Extract every line that includes the string "MENA".

──────────────────────────────

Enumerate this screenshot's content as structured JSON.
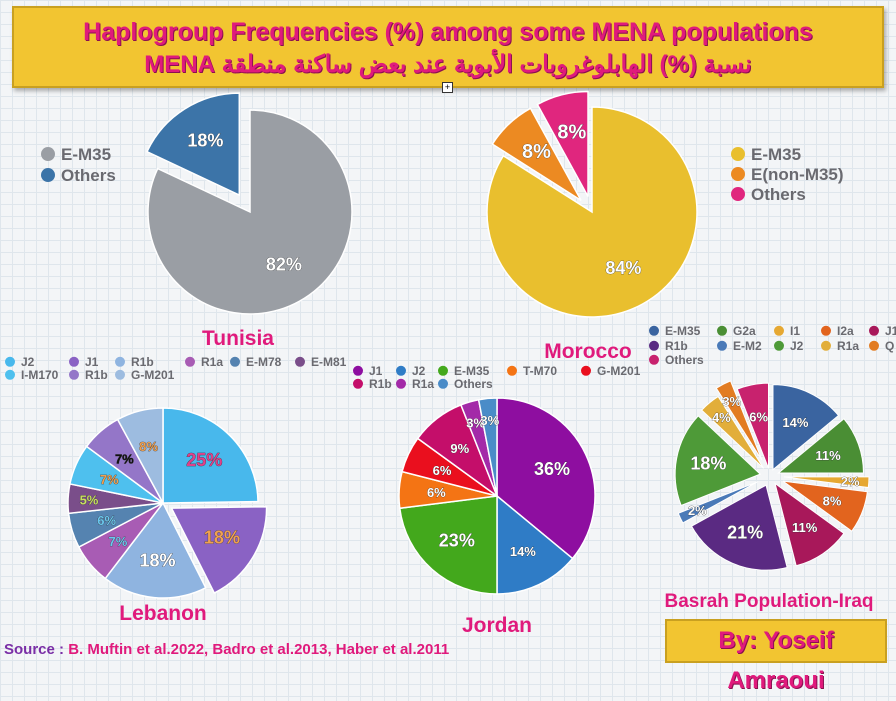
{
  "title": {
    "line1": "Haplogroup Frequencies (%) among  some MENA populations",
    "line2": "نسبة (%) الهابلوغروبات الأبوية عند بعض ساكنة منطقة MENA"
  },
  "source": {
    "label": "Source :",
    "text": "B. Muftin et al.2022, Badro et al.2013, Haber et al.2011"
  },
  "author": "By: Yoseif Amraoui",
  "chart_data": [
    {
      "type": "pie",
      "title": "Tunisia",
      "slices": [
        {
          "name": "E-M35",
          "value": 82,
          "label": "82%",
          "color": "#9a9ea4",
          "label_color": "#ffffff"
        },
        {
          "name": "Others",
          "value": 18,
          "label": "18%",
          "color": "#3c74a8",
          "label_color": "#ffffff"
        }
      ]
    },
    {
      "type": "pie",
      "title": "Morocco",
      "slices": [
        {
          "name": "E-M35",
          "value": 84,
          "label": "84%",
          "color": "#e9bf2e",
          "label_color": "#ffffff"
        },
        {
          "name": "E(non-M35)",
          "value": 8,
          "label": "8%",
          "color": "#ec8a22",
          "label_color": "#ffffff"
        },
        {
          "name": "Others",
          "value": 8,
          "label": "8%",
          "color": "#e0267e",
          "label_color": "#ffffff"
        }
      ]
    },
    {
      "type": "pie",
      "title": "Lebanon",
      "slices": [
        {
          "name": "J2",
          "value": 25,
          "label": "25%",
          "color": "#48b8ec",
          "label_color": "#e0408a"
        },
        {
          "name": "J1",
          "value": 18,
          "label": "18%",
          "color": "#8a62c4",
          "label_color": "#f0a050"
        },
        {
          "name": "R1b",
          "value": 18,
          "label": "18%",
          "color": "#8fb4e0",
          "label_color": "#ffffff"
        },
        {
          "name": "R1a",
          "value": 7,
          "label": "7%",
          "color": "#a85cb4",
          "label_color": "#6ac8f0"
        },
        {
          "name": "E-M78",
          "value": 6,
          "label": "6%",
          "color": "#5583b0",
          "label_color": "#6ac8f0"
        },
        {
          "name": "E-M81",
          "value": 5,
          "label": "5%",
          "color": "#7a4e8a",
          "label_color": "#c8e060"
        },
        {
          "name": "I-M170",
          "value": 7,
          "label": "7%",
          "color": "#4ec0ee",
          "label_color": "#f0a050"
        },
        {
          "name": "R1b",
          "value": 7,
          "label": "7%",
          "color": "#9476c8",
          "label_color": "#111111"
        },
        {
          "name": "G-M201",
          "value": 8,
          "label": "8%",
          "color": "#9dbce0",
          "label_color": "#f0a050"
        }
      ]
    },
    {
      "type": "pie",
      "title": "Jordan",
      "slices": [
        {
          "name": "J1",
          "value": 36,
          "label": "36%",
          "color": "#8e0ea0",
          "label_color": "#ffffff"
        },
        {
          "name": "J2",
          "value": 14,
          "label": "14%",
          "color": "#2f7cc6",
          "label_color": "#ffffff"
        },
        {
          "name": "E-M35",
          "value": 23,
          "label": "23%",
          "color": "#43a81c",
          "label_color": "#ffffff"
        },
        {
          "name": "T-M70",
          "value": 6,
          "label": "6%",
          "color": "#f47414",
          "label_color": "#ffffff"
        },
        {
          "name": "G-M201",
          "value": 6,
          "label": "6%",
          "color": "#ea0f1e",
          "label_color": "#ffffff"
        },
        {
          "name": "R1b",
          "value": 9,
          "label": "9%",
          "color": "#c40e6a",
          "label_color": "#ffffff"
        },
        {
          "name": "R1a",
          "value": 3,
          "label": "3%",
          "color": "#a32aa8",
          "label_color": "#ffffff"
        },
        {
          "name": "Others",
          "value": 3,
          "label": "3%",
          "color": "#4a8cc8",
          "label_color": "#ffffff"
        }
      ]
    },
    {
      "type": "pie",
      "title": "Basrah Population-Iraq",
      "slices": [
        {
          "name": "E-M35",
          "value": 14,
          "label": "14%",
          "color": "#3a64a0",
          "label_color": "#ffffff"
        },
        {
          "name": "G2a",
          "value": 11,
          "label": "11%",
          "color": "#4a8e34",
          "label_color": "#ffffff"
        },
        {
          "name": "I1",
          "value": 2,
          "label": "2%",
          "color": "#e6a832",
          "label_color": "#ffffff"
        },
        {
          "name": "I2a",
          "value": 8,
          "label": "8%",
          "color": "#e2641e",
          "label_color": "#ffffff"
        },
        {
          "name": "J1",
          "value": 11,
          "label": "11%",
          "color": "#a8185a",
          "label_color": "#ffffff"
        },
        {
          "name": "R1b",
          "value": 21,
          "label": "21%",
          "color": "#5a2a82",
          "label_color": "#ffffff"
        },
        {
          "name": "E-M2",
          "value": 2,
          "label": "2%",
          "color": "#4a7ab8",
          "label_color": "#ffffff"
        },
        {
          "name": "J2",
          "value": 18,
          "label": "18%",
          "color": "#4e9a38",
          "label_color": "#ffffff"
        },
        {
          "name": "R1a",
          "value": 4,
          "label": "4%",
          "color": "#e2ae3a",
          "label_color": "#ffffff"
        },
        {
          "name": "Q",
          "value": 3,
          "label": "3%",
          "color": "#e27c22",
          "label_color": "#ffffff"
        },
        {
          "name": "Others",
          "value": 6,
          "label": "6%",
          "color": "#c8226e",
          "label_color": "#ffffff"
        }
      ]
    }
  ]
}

──────────────────────────────

Solution:
    "line1": "Haplogroup Frequencies (%) among  some MENA populations",
    "line2": "نسبة (%) الهابلوغروبات الأبوية عند بعض ساكنة منطقة MENA"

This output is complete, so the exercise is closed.